WHAT THE TASK ASKS ->
For the records that follow, return only the count of lines containing the string "with".
* begin DATASET EXTRACT *
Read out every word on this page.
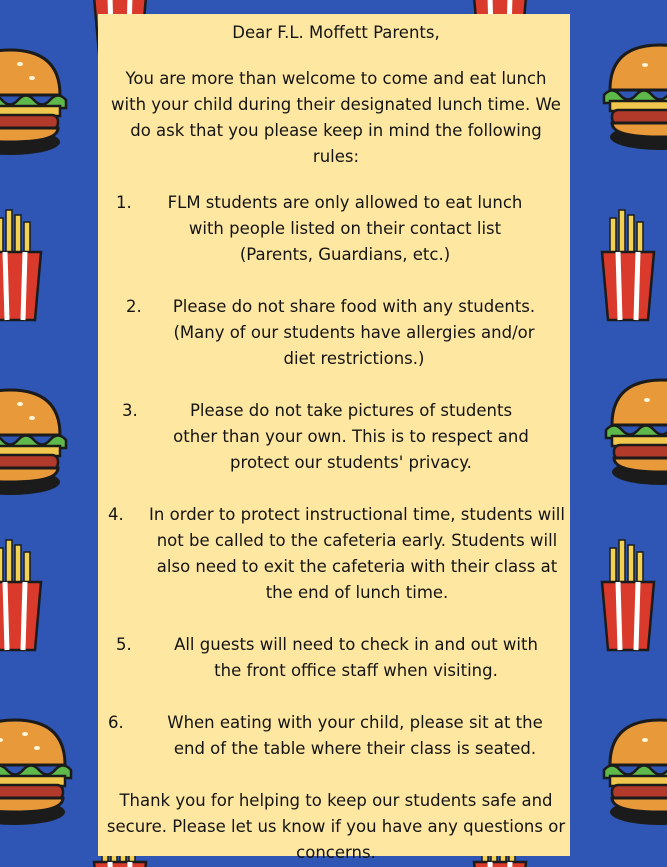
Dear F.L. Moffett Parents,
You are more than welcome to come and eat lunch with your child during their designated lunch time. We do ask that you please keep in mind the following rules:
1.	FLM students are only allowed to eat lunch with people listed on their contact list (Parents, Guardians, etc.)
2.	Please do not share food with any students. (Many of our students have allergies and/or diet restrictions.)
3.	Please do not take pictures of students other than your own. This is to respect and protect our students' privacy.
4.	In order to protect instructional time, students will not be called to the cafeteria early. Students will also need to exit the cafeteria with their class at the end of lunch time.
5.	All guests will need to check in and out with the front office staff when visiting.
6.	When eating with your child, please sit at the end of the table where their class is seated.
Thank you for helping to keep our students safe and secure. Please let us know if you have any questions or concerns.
* end DATASET EXTRACT *
* begin DATASET EXTRACT *
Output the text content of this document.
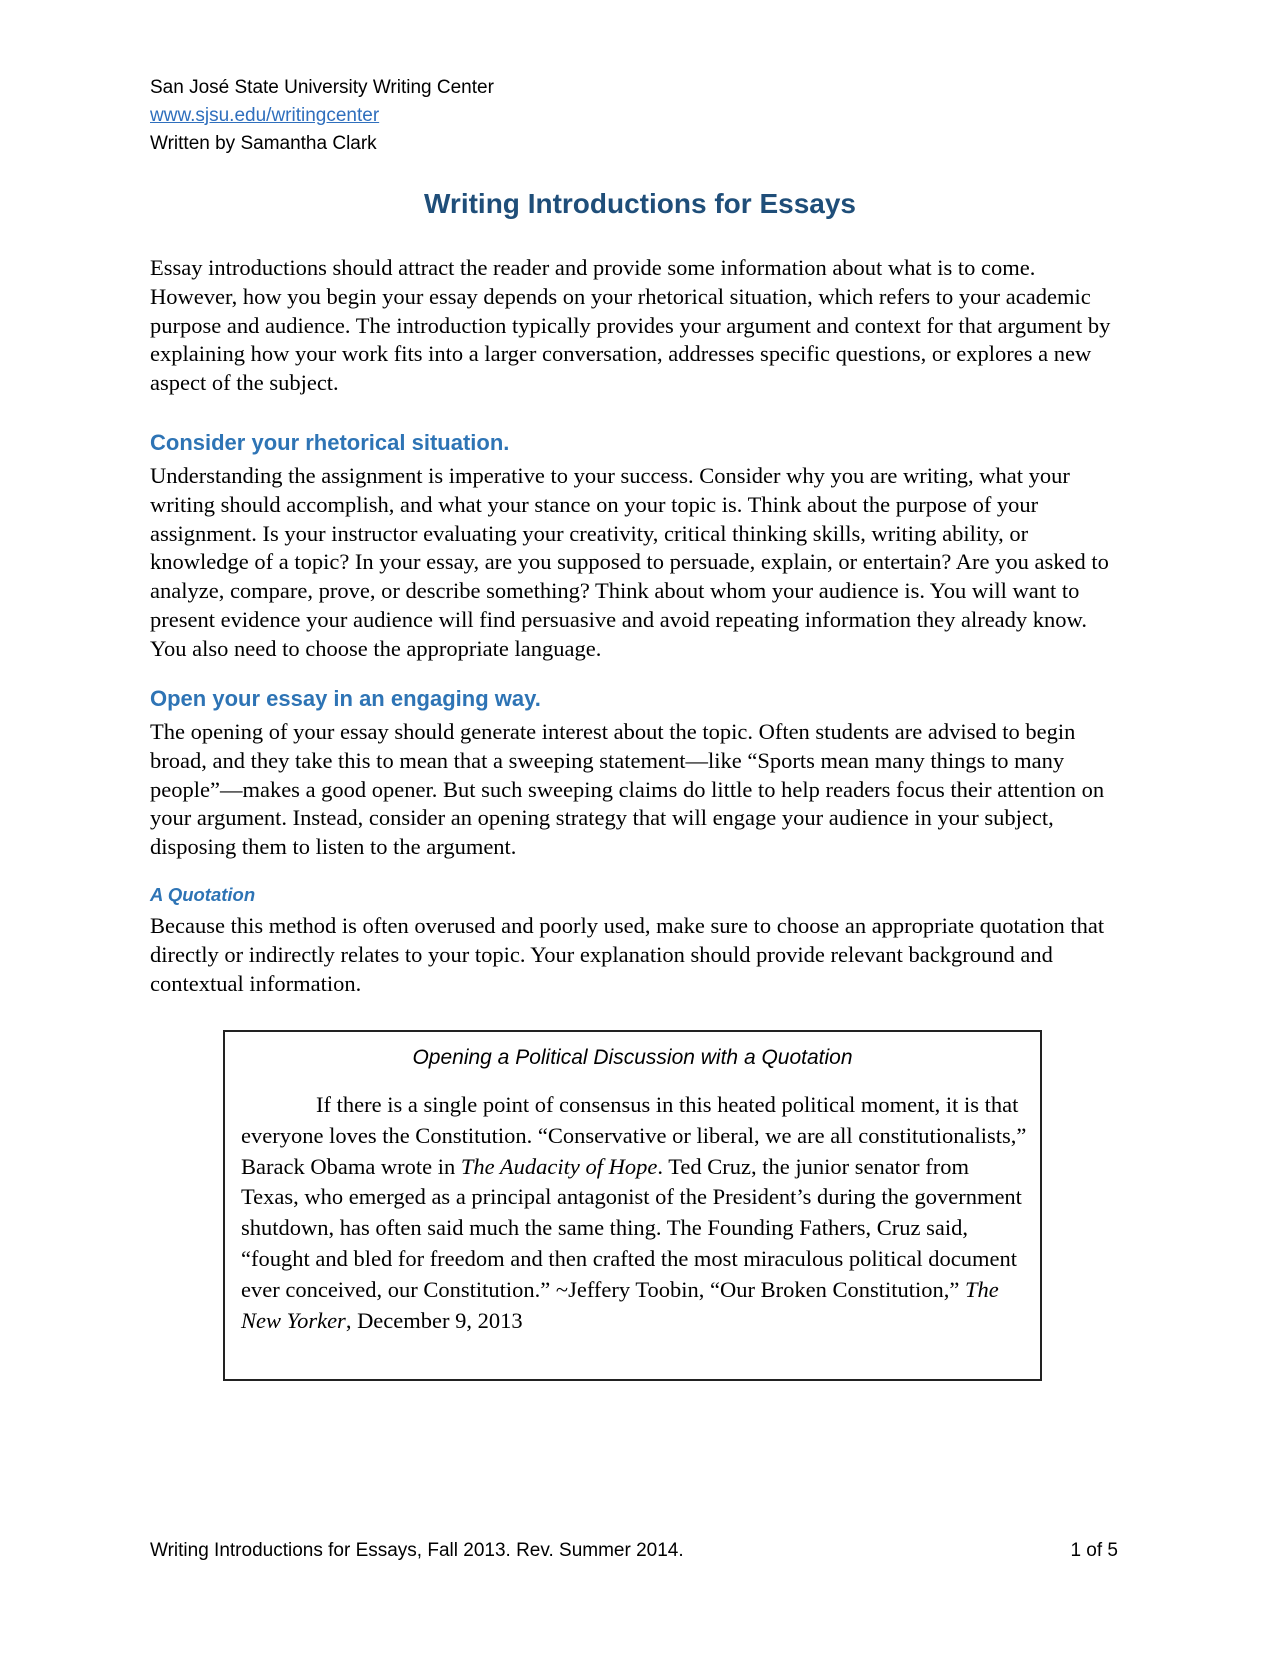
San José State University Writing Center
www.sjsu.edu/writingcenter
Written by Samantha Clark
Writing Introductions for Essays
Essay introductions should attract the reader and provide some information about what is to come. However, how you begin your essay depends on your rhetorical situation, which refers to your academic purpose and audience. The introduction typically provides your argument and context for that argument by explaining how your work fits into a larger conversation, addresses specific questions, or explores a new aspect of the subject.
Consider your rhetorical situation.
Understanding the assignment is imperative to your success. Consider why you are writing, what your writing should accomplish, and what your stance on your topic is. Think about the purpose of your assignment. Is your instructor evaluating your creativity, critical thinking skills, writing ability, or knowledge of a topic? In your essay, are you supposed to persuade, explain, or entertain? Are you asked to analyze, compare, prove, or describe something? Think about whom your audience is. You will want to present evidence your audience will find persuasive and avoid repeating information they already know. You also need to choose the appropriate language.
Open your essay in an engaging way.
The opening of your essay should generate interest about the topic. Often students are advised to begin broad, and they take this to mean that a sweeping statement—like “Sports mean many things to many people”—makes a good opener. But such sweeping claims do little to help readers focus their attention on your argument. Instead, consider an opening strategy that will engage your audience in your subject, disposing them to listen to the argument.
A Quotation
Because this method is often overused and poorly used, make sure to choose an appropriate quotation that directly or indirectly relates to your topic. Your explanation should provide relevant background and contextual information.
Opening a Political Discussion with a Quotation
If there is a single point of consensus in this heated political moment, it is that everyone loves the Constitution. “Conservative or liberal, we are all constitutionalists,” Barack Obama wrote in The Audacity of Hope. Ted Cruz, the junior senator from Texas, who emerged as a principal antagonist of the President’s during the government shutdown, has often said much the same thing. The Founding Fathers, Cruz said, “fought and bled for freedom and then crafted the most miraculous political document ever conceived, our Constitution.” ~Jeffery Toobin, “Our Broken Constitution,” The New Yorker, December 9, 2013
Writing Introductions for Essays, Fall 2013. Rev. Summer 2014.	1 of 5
* end DATASET EXTRACT *
RESULT OF THIS EXERCISE ->
7